◆ **GIVEN TASK**: Restate the entries word for word, omitting nothing.

◆ **DATA IN THIS EXERCISE**:
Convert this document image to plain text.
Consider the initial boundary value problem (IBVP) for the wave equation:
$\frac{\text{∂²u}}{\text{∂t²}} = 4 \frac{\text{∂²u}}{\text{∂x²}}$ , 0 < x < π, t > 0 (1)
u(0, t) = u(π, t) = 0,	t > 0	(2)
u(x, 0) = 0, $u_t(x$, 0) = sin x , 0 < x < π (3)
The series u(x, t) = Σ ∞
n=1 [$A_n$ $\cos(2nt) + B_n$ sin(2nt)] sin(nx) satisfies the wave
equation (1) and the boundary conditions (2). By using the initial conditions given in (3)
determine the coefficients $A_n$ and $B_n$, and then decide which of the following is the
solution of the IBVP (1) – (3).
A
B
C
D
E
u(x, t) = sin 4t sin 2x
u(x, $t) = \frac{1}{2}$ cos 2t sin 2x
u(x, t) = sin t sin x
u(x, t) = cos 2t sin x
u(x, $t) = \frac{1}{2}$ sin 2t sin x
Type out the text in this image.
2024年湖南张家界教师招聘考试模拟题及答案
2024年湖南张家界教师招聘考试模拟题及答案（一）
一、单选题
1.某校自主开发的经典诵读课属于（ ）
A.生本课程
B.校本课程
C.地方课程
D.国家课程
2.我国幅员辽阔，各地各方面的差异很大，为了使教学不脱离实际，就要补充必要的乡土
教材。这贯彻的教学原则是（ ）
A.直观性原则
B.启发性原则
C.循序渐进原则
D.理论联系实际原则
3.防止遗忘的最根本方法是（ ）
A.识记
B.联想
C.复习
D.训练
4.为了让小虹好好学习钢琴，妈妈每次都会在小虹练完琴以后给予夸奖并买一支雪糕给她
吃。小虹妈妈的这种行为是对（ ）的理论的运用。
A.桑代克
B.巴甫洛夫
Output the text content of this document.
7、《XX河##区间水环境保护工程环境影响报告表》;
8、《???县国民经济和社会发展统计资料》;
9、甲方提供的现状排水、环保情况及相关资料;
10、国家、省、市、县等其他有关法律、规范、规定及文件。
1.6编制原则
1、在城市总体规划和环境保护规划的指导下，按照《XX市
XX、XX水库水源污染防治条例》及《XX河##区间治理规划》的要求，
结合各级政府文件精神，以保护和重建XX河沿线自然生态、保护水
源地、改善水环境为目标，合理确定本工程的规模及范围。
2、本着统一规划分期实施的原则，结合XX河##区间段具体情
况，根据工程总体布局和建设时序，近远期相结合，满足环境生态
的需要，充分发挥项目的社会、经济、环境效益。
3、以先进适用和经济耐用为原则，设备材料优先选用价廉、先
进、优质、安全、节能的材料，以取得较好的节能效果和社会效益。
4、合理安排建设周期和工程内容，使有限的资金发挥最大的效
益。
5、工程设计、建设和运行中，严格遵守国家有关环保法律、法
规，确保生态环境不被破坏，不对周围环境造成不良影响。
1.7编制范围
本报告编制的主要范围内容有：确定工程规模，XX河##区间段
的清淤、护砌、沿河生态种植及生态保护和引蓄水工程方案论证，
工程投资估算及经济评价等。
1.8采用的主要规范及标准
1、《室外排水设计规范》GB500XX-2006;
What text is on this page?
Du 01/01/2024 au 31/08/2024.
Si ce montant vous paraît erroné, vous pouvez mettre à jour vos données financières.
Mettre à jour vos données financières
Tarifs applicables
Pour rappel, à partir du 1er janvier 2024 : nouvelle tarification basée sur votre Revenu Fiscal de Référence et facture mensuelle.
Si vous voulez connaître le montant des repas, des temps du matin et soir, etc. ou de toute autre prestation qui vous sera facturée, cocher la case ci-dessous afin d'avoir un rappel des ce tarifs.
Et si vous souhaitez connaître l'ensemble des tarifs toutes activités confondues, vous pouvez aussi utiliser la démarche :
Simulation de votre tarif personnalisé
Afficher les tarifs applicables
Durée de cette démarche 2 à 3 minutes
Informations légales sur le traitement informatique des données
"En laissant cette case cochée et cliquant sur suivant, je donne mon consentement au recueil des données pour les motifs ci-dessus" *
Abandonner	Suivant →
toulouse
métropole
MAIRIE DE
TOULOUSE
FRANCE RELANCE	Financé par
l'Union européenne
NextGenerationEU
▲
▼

◆ **WORKED SOLUTION**:
Convert this document image to plain text.
Consider the initial boundary value problem (IBVP) for the wave equation:
$\frac{\text{∂²u}}{\text{∂t²}} = 4 \frac{\text{∂²u}}{\text{∂x²}}$ , 0 < x < π, t > 0 (1)
u(0, t) = u(π, t) = 0,	t > 0	(2)
u(x, 0) = 0, $u_t(x$, 0) = sin x , 0 < x < π (3)
The series u(x, t) = Σ ∞
n=1 [$A_n$ $\cos(2nt) + B_n$ sin(2nt)] sin(nx) satisfies the wave
equation (1) and the boundary conditions (2). By using the initial conditions given in (3)
determine the coefficients $A_n$ and $B_n$, and then decide which of the following is the
solution of the IBVP (1) – (3).
A
B
C
D
E
u(x, t) = sin 4t sin 2x
u(x, $t) = \frac{1}{2}$ cos 2t sin 2x
u(x, t) = sin t sin x
u(x, t) = cos 2t sin x
u(x, $t) = \frac{1}{2}$ sin 2t sin x
Type out the text in this image.
2024年湖南张家界教师招聘考试模拟题及答案
2024年湖南张家界教师招聘考试模拟题及答案（一）
一、单选题
1.某校自主开发的经典诵读课属于（ ）
A.生本课程
B.校本课程
C.地方课程
D.国家课程
2.我国幅员辽阔，各地各方面的差异很大，为了使教学不脱离实际，就要补充必要的乡土
教材。这贯彻的教学原则是（ ）
A.直观性原则
B.启发性原则
C.循序渐进原则
D.理论联系实际原则
3.防止遗忘的最根本方法是（ ）
A.识记
B.联想
C.复习
D.训练
4.为了让小虹好好学习钢琴，妈妈每次都会在小虹练完琴以后给予夸奖并买一支雪糕给她
吃。小虹妈妈的这种行为是对（ ）的理论的运用。
A.桑代克
B.巴甫洛夫
Output the text content of this document.
7、《XX河##区间水环境保护工程环境影响报告表》;
8、《???县国民经济和社会发展统计资料》;
9、甲方提供的现状排水、环保情况及相关资料;
10、国家、省、市、县等其他有关法律、规范、规定及文件。
1.6编制原则
1、在城市总体规划和环境保护规划的指导下，按照《XX市
XX、XX水库水源污染防治条例》及《XX河##区间治理规划》的要求，
结合各级政府文件精神，以保护和重建XX河沿线自然生态、保护水
源地、改善水环境为目标，合理确定本工程的规模及范围。
2、本着统一规划分期实施的原则，结合XX河##区间段具体情
况，根据工程总体布局和建设时序，近远期相结合，满足环境生态
的需要，充分发挥项目的社会、经济、环境效益。
3、以先进适用和经济耐用为原则，设备材料优先选用价廉、先
进、优质、安全、节能的材料，以取得较好的节能效果和社会效益。
4、合理安排建设周期和工程内容，使有限的资金发挥最大的效
益。
5、工程设计、建设和运行中，严格遵守国家有关环保法律、法
规，确保生态环境不被破坏，不对周围环境造成不良影响。
1.7编制范围
本报告编制的主要范围内容有：确定工程规模，XX河##区间段
的清淤、护砌、沿河生态种植及生态保护和引蓄水工程方案论证，
工程投资估算及经济评价等。
1.8采用的主要规范及标准
1、《室外排水设计规范》GB500XX-2006;
What text is on this page?
Du 01/01/2024 au 31/08/2024.
Si ce montant vous paraît erroné, vous pouvez mettre à jour vos données financières.
Mettre à jour vos données financières
Tarifs applicables
Pour rappel, à partir du 1er janvier 2024 : nouvelle tarification basée sur votre Revenu Fiscal de Référence et facture mensuelle.
Si vous voulez connaître le montant des repas, des temps du matin et soir, etc. ou de toute autre prestation qui vous sera facturée, cocher la case ci-dessous afin d'avoir un rappel des ce tarifs.
Et si vous souhaitez connaître l'ensemble des tarifs toutes activités confondues, vous pouvez aussi utiliser la démarche :
Simulation de votre tarif personnalisé
Afficher les tarifs applicables
Durée de cette démarche 2 à 3 minutes
Informations légales sur le traitement informatique des données
"En laissant cette case cochée et cliquant sur suivant, je donne mon consentement au recueil des données pour les motifs ci-dessus" *
Abandonner	Suivant →
toulouse
métropole
MAIRIE DE
TOULOUSE
FRANCE RELANCE	Financé par
l'Union européenne
NextGenerationEU
▲
▼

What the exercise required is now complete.